Why did the 1968 SF State Strike succeed, grabbing the attention of the entire nation (and that is no exaggeration) and yet City College of San Francisco in 2014 still barely elicits local attention, much more any notable victories that have prevented the taking over of our Commons by the privateers of profit over the priorities of basic human values. For to this date after almost two years of struggle, there exists a Net Loss in terms of the original mission statement of CCSF to serve the interest of All the residents of San Francisco.
The corporate marauders of Our College through their bought and paid for traitorous apparatchiks have eviscerated, if no other thing else mattered, the enrollment population of CCSF and thus crippled, blew off the legs of and mutilated the life of what was once the exemplary mother ship of city colleges throughout California. What’s left is just guerrilla warfare as they will return and slice away with their profit seeking, blood soaked blades whatever is left for their taking.
But one thing I learned as a recently discharged Marine infantryman who found himself on the campus of SF State in 1968, where my political education was to have begun, was that a third world army of dedicated men and women fighting for their existence were capable of defeating the most horrendously and monstrously created dominant military force ever unleashed upon a diminutive nation of people. January 30, 1968, the Vietnamese Army shocked the US military and its allies with the Tet Offensive, a massive surprise attack that was the beginning of the end for this nation’s incursion upon a land that was not ours, upon a people who lost almost three million lives in the “American War”. To this day, I cannot understand how they could ever have forgiven us for such brutal annihilation of their land and families for what? For what?
And to find out in 2005 through the Freedom of Information Act that the “American War” was started under false pretenses. American ships in the Gulf of Tonkin were never fired upon by torpedoes. An inexperienced navy tech misread the sonic waves on his screen, no officers doubled check, and President Johnson, itching for a fight ran with unverified intelligence. And 58,000 of my fellow Americans died for a lie. Almost forty years later another president would take us to war, this time in Afghanistan and Iraq based again on a pack of lies.

Supplied material:
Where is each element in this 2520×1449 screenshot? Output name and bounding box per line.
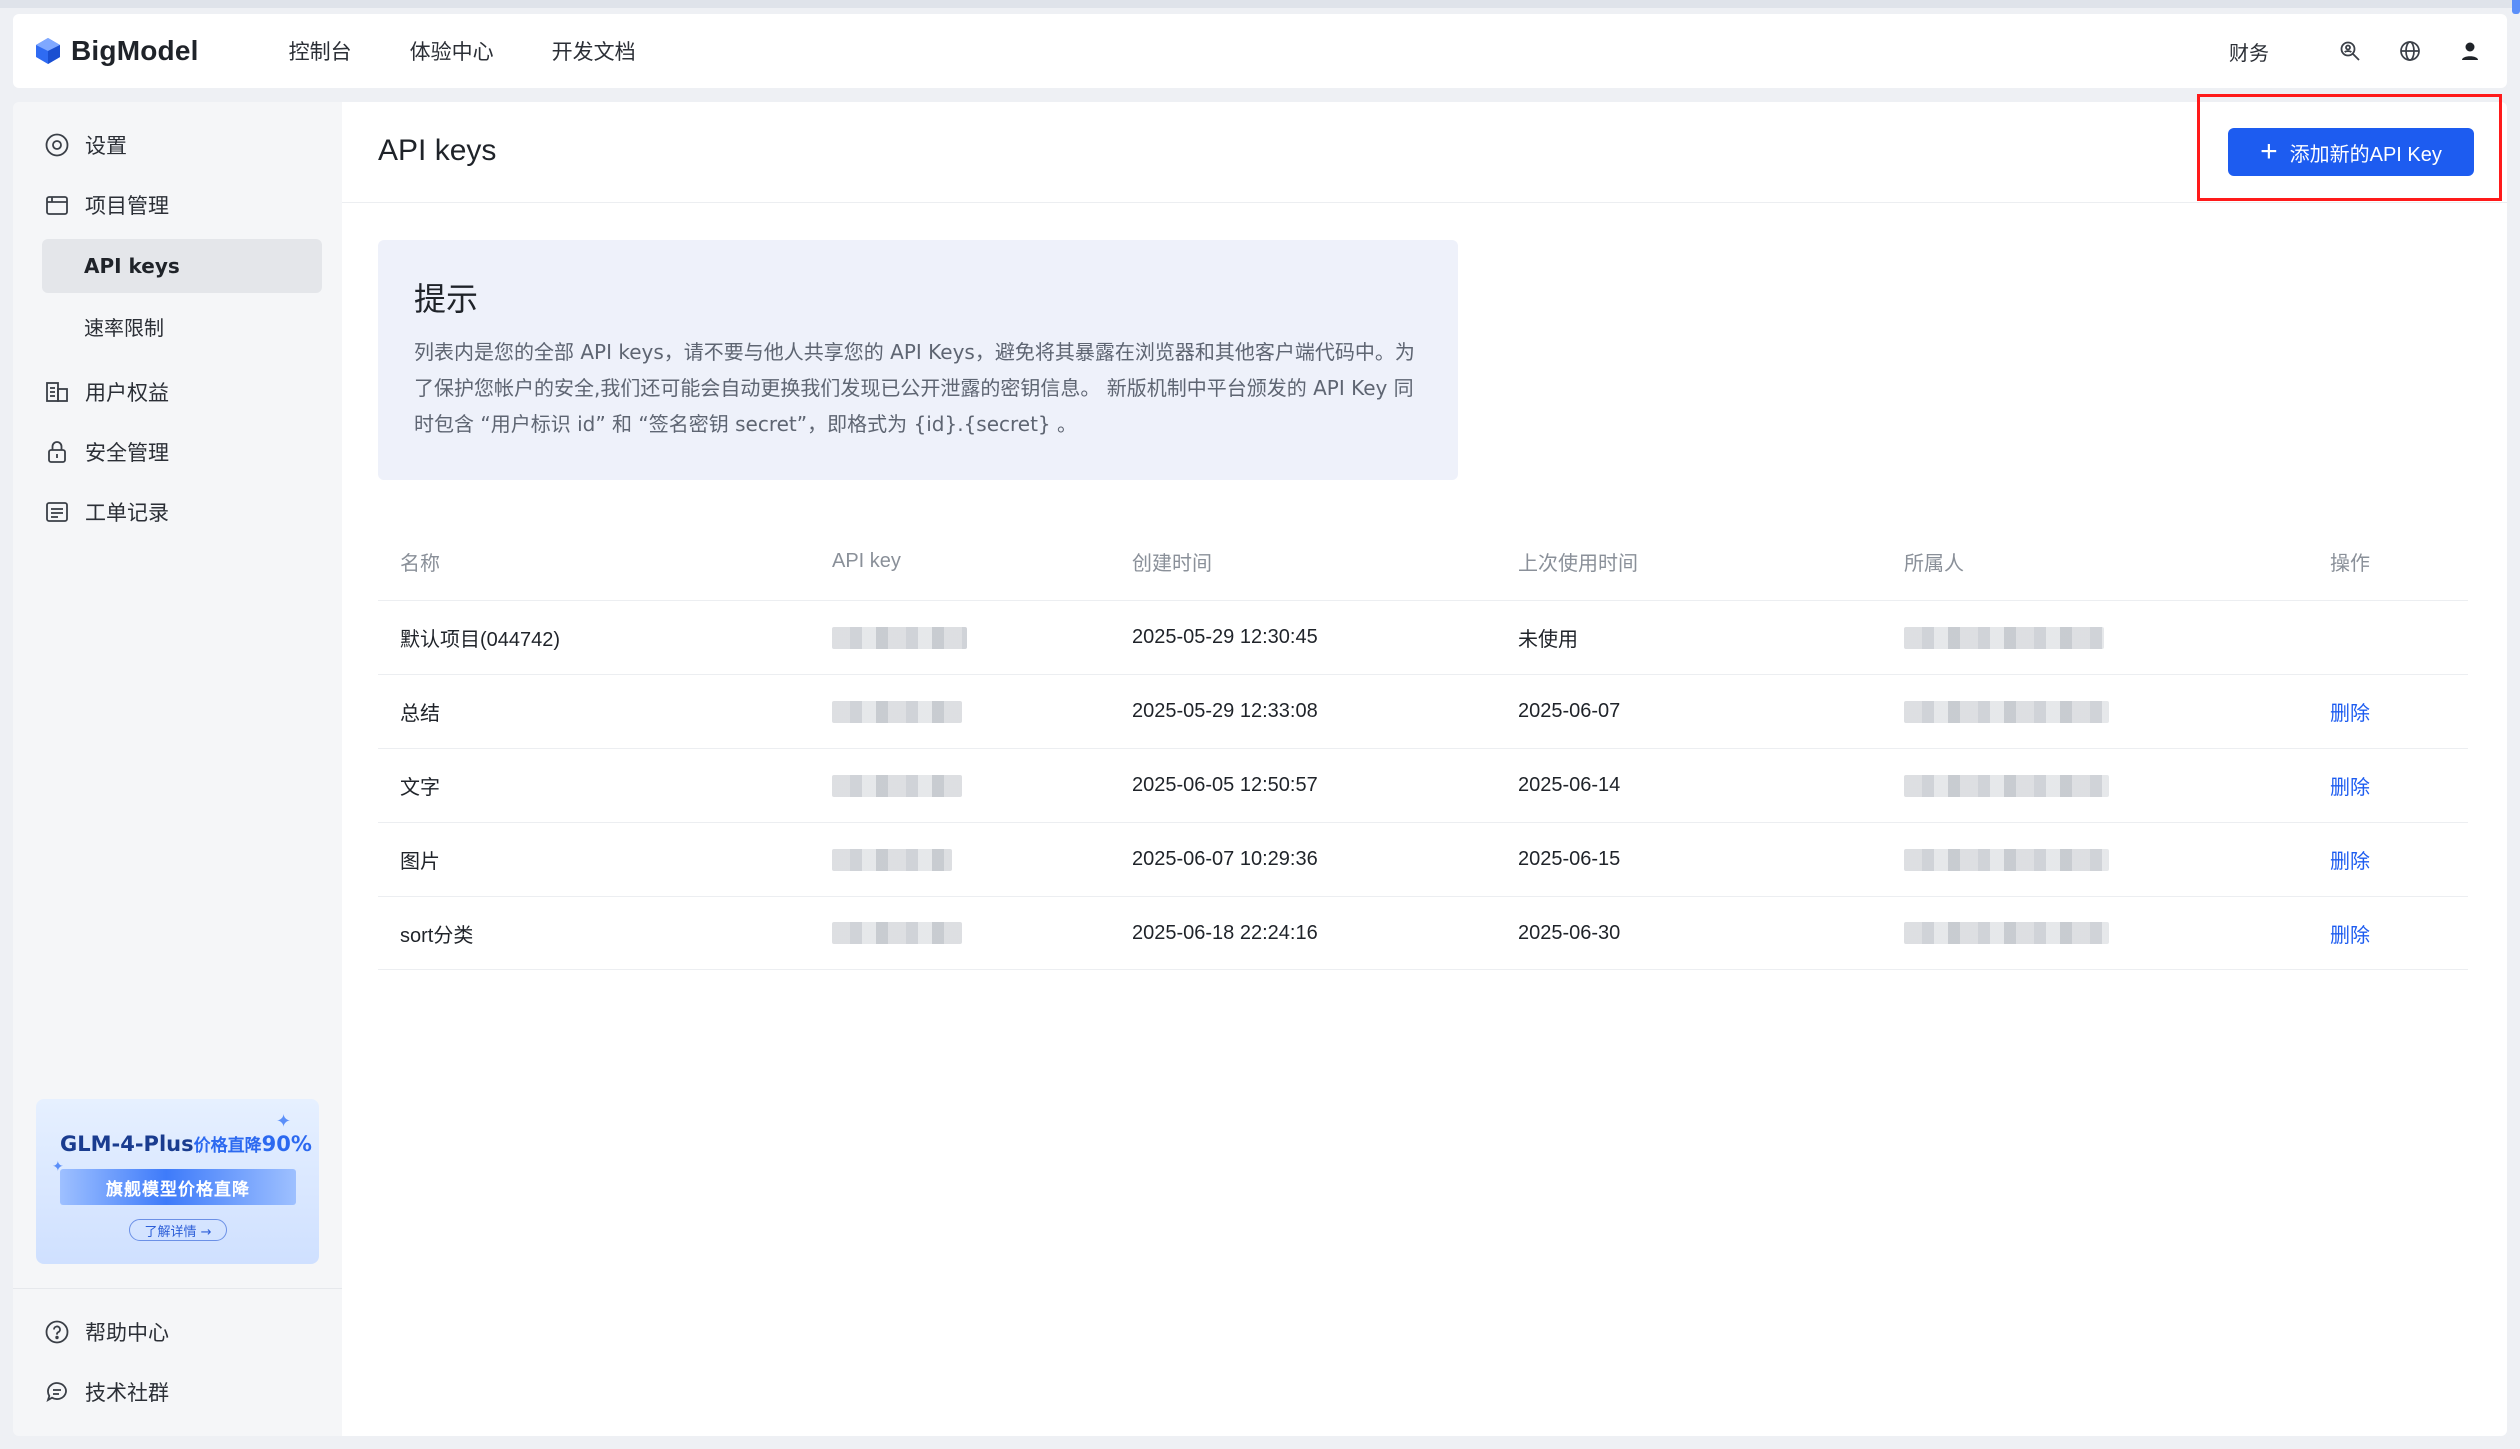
- page-title: API keys: [378, 134, 497, 167]
- finance-link[interactable]: 财务: [2229, 37, 2269, 66]
- sidebar-item-label: 工单记录: [85, 501, 169, 525]
- row-last-used: 2025-06-14: [1518, 774, 1621, 796]
- bigmodel-logo-icon: [36, 38, 60, 64]
- row-name: sort分类: [400, 924, 474, 947]
- promo-learn-more-button[interactable]: 了解详情 →: [129, 1219, 227, 1241]
- globe-icon[interactable]: [2397, 38, 2423, 64]
- row-created: 2025-05-29 12:33:08: [1132, 700, 1318, 722]
- nav-experience-center[interactable]: 体验中心: [410, 36, 494, 66]
- table-row: 总结 2025-05-29 12:33:08 2025-06-07 删除: [378, 674, 2468, 748]
- row-owner-redacted: [1904, 601, 2104, 674]
- header-created: 创建时间: [1132, 552, 1212, 575]
- lock-icon: [43, 438, 71, 466]
- promo-percent: 90%: [261, 1132, 312, 1156]
- row-delete-link[interactable]: 删除: [2330, 749, 2370, 822]
- ticket-icon: [43, 498, 71, 526]
- row-delete-link[interactable]: 删除: [2330, 823, 2370, 896]
- scrollbar-thumb[interactable]: [2512, 0, 2520, 14]
- sidebar-item-settings[interactable]: 设置: [43, 123, 127, 167]
- promo-model: GLM-4-Plus: [60, 1132, 194, 1156]
- row-created: 2025-06-07 10:29:36: [1132, 848, 1318, 870]
- search-person-icon[interactable]: [2337, 38, 2363, 64]
- table-header: 名称 API key 创建时间 上次使用时间 所属人 操作: [378, 522, 2468, 600]
- logo[interactable]: BigModel: [33, 35, 199, 67]
- promo-subtitle: 旗舰模型价格直降: [60, 1169, 296, 1205]
- sidebar-item-label: 设置: [85, 134, 127, 158]
- sidebar-item-project-management[interactable]: 项目管理: [43, 183, 169, 227]
- nav-console[interactable]: 控制台: [289, 36, 352, 66]
- header-name: 名称: [400, 552, 440, 575]
- row-owner-redacted: [1904, 749, 2109, 822]
- table-row: sort分类 2025-06-18 22:24:16 2025-06-30 删除: [378, 896, 2468, 970]
- folder-icon: [43, 191, 71, 219]
- benefits-icon: [43, 378, 71, 406]
- logo-text: BigModel: [71, 35, 199, 66]
- tip-box: 提示 列表内是您的全部 API keys，请不要与他人共享您的 API Keys…: [378, 240, 1458, 480]
- top-nav: 控制台 体验中心 开发文档: [289, 36, 694, 66]
- row-last-used: 2025-06-15: [1518, 848, 1621, 870]
- promo-banner[interactable]: ✦ ✦ GLM-4-Plus价格直降90% 旗舰模型价格直降 了解详情 →: [36, 1099, 319, 1264]
- row-created: 2025-06-05 12:50:57: [1132, 774, 1318, 796]
- row-name: 文字: [400, 777, 440, 799]
- header-api-key: API key: [832, 549, 901, 572]
- sidebar-item-label: 技术社群: [85, 1381, 169, 1405]
- user-icon[interactable]: [2457, 38, 2483, 64]
- header-actions: 财务: [2229, 37, 2483, 66]
- row-api-key-redacted: [832, 897, 962, 969]
- row-created: 2025-05-29 12:30:45: [1132, 626, 1318, 648]
- row-api-key-redacted: [832, 749, 962, 822]
- table-row: 文字 2025-06-05 12:50:57 2025-06-14 删除: [378, 748, 2468, 822]
- table-row: 图片 2025-06-07 10:29:36 2025-06-15 删除: [378, 822, 2468, 896]
- api-keys-table: 名称 API key 创建时间 上次使用时间 所属人 操作 默认项目(04474…: [378, 522, 2468, 970]
- row-owner-redacted: [1904, 823, 2109, 896]
- sidebar: 设置 项目管理 API keys 速率限制 用户权益 安全管理 工单记录 ✦ ✦…: [13, 102, 342, 1436]
- table-row: 默认项目(044742) 2025-05-29 12:30:45 未使用: [378, 600, 2468, 674]
- row-name: 图片: [400, 851, 440, 873]
- nav-dev-docs[interactable]: 开发文档: [552, 36, 636, 66]
- settings-icon: [43, 131, 71, 159]
- sidebar-item-help-center[interactable]: 帮助中心: [43, 1310, 169, 1354]
- row-name: 总结: [400, 703, 440, 725]
- sidebar-item-label: 安全管理: [85, 441, 169, 465]
- sidebar-item-community[interactable]: 技术社群: [43, 1370, 169, 1414]
- row-api-key-redacted: [832, 601, 967, 674]
- header-owner: 所属人: [1904, 552, 1964, 575]
- row-owner-redacted: [1904, 897, 2109, 969]
- row-delete-link[interactable]: 删除: [2330, 675, 2370, 748]
- tip-title: 提示: [414, 280, 479, 318]
- row-created: 2025-06-18 22:24:16: [1132, 921, 1318, 944]
- top-header: BigModel 控制台 体验中心 开发文档 财务: [13, 14, 2507, 88]
- header-last-used: 上次使用时间: [1518, 552, 1638, 575]
- row-last-used: 2025-06-07: [1518, 700, 1621, 722]
- sidebar-item-label: 帮助中心: [85, 1321, 169, 1345]
- row-delete-link[interactable]: 删除: [2330, 897, 2370, 969]
- promo-title: GLM-4-Plus价格直降90%: [60, 1131, 312, 1156]
- sidebar-item-tickets[interactable]: 工单记录: [43, 490, 169, 534]
- row-owner-redacted: [1904, 675, 2109, 748]
- help-icon: [43, 1318, 71, 1346]
- sidebar-item-rate-limit[interactable]: 速率限制: [42, 299, 322, 353]
- tip-body: 列表内是您的全部 API keys，请不要与他人共享您的 API Keys，避免…: [414, 340, 1415, 436]
- promo-title-text: 价格直降: [193, 1136, 262, 1156]
- row-last-used: 未使用: [1518, 629, 1578, 651]
- sidebar-item-label: 用户权益: [85, 381, 169, 405]
- sidebar-item-api-keys[interactable]: API keys: [42, 239, 322, 293]
- row-api-key-redacted: [832, 675, 962, 748]
- row-api-key-redacted: [832, 823, 952, 896]
- sidebar-item-label: 项目管理: [85, 194, 169, 218]
- header-actions: 操作: [2330, 552, 2370, 575]
- sidebar-item-user-benefits[interactable]: 用户权益: [43, 370, 169, 414]
- title-divider: [342, 202, 2507, 203]
- row-name: 默认项目(044742): [400, 629, 561, 651]
- row-last-used: 2025-06-30: [1518, 921, 1621, 944]
- sparkle-icon: ✦: [276, 1111, 292, 1132]
- sidebar-item-security[interactable]: 安全管理: [43, 430, 169, 474]
- sidebar-divider: [13, 1288, 342, 1289]
- browser-top-edge: [0, 0, 2520, 8]
- chat-icon: [43, 1378, 71, 1406]
- annotation-highlight-box: [2197, 94, 2502, 201]
- main-content: API keys + 添加新的API Key 提示 列表内是您的全部 API k…: [342, 94, 2507, 1436]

What is asked:
Please continue the essay about the SF State Strike, picking up after its final sentence. The entries come from a different source than the essay about the SF State Strike.

The output:
But SF State became the battlefield for another war, a domestic war, one in which the demands were for full participation of all the members of American society in having to begin with, a Black Studies Department set up by the college. From that was gained Gender Studies, Latino-American Studies, Asian-American Studies, Labor Studies, etc.
City College of San Francisco also began its war against the privatization of its Commons as we were engaged in war once again, only in this case, this nation was engaged in at least five to seven wars_Afghanistan, Iraq, Pakistan, Yemen, Somalia, Libya…………
Why was the intensity of 1968 absent from the equation at City College, in the Fall of 2012? Why had the Students arriving on Opening Day at City College been met by only members of the Occupy movement, Codepink, the Grey Panthers, and a very small contingent at the time of Student Activists bannering and passing out flyers explaining what was coming down for their college? It took three months for the Faculty to get in gear and start a Coalition to fight back. Two teachers, a chemistry teacher, Bob Price, and a political science teacher, Rick Baum, called their colleagues forth to confront what was happening.
And from my perspective, the Teachers’ Union chose, for at least a year, to work in relative eerie silence, rather than using that valuable time to motivate and mobilize their constituencies. The Coalition to Fight Back and the Students with comrades like Shannel, Mihael, Eric, and others were being characterized as unruly radicals by those within the “establishment” of faculty members who tossed pebbles at them from their pristine academic alabaster pedestals. Many of these, later when a vote was to take place to decrease their salaries by 4%, didn’t even show up at the polls. What vacuum of unconsciousness did these “educators” secrete themselves from?
For in 1968 at SF State, I witnessed bloody battles of baton slamming by cops on students’ heads and police horses mowing down demonstrators. Yes, there was blood and there were photographs of bloody scenes in all of our newspapers at the time. What transpired at Conlan Hall a couple of weeks back was a daily experience at SF State and a much more violent one. And a certain sense of what college teachers gained out of that war in terms of democratic participation in the carrying out of their professions came from that battlefield and others throughout the nation at the time.
So why have they been so removed consciously and physically from this battle on their campus from the Reality of the Stealing of their Academic Futures, and the Futures of their Students, and in fact been so complicit in enabling the ongoing process of diluting the Public aspect of Public Education by not lifting a finger of resistance but instead voting for a decrease in their salaries while administrators thereafter were given 19.25% increases in theirs?
Where’s the f___ing fight? A third world nation could defeat a dominant first world military force decisively, Students and some Faculty could force the hands of then President S.I. Hayakawa and his administration to accede to their demands, but the majority of faculty at CCSF,
whose privileged positions came at the expense of the blood of students in 1968, could not temporarily emerge from their “comfort cocoons” and engage on the campus grounds the forces that once again sought to destroy democratic process in our educational institutions?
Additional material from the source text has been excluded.